- _Consigna_: En el texto sobre la felicidad de las mascotas, ¿qué necesitan las mascotas más que grandes espacios físicos?

- _Texto de lectura_:
++++++

Si bien cada animal es un individuo particular; con las características de su especie, con sus hábitos y costumbres específicos, los expertos coinciden en definir los comportamientos normales como la felicidad del animal. Una mascota que puede comportarse como el animal qué es y que está sana se puede considerar una mascota feliz. Según expertos consultados, factores como la salud y la actitud son parte fundamental de las condiciones necesarias para la felicidad de los integrantes peludos del hogar.

En esas características o comportamientos que indican que la mascota vive con bienestar, lo primero es recalcar que, aunque pareciera que el espacio físico es determinante en la felicidad de una mascota, la realidad es diferente.

“El perro no distingue entre un apartamento de 60 metros o una mansión. Más que grandes espacios físicos, las mascotas necesitan tiempo de calidad y libertades para comportarse como los animales que son”, afirmó Melissa Longas, experta en nutrición de perros y fundadora de la empresa de alimentación especial para mascotas, Moloso.

Otro factor importante es la tranquilidad. Perros y gatos felices son aquellos que son tranquilos, que no presentan cambios bruscos en sus comportamientos ni síntomas de ansiedad o enfermedad.

“Las personas deben garantizar que los perros y los gatos puedan vivir como perros y gatos. Debemos saber qué es un perro, qué es un gato, cómo perciben el mundo, cuáles son sus gustos, sus sentidos”, afirma Sara Jaramillo, médica veterinaria, especialista en bienestar animal y propietaria del parque para perros Dogs Cool.

Y es que, según la veterinaria Jaramillo, un perro es un animal en cautiverio. No vive libre y no puede hacer o comer lo que quiere. “En ese cautiverio, el bienestar no se limita a no tener hambre, frío, calor, etc. En cautiverio el perro tranquilo y equilibrado es un perro sano y feliz”.

El apetito también es un factor fundamental, pues este también es síntoma de normalidad. Las mascotas que comen lo habitual suelen estar sanas. Cuando se deja de comer lo habitual puede ser una señal de algún dolor o enfermedad o de una ansiedad inesperada.

++++++

- _Datos mostrados_:

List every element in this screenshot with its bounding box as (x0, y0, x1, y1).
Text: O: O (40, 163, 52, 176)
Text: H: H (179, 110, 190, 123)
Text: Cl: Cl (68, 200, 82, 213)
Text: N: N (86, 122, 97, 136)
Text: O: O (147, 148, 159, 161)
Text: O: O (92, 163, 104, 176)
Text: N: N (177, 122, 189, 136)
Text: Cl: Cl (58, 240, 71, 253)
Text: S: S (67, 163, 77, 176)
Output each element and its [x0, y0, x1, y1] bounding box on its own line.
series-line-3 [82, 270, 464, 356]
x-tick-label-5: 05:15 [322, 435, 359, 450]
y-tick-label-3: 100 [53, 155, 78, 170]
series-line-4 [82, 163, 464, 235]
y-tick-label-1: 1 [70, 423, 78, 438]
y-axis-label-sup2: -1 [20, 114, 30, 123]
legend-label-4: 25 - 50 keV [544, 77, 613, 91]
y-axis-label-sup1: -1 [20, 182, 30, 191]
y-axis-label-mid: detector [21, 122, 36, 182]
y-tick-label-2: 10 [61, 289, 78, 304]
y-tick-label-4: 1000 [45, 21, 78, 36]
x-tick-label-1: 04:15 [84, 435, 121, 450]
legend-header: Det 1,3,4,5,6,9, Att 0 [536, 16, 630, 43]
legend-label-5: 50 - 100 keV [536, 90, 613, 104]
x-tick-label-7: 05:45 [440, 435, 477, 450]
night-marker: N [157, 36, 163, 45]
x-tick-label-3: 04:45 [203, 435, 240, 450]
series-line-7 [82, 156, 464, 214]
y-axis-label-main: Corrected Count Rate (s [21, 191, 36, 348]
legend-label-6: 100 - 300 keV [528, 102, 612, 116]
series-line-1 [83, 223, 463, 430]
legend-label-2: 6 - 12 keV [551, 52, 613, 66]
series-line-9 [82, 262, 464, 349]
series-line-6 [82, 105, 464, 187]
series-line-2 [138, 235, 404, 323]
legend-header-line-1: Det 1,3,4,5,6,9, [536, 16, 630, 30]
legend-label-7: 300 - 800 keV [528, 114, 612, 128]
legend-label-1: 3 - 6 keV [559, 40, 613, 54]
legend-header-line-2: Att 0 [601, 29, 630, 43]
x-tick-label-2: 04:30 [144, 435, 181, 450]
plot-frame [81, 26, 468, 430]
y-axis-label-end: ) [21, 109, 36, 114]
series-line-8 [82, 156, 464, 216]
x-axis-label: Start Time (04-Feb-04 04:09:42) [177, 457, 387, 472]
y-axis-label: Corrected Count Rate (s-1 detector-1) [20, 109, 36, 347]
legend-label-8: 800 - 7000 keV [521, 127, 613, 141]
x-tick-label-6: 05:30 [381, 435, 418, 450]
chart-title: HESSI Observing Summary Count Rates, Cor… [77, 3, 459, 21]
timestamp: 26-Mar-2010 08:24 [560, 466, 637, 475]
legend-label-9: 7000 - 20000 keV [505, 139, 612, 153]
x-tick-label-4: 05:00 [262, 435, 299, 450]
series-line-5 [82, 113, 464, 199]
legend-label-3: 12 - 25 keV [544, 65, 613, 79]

++++++

- _Ejercicio resuelto_: Tiempo de calidad y libertades para comportarse como los animales que son.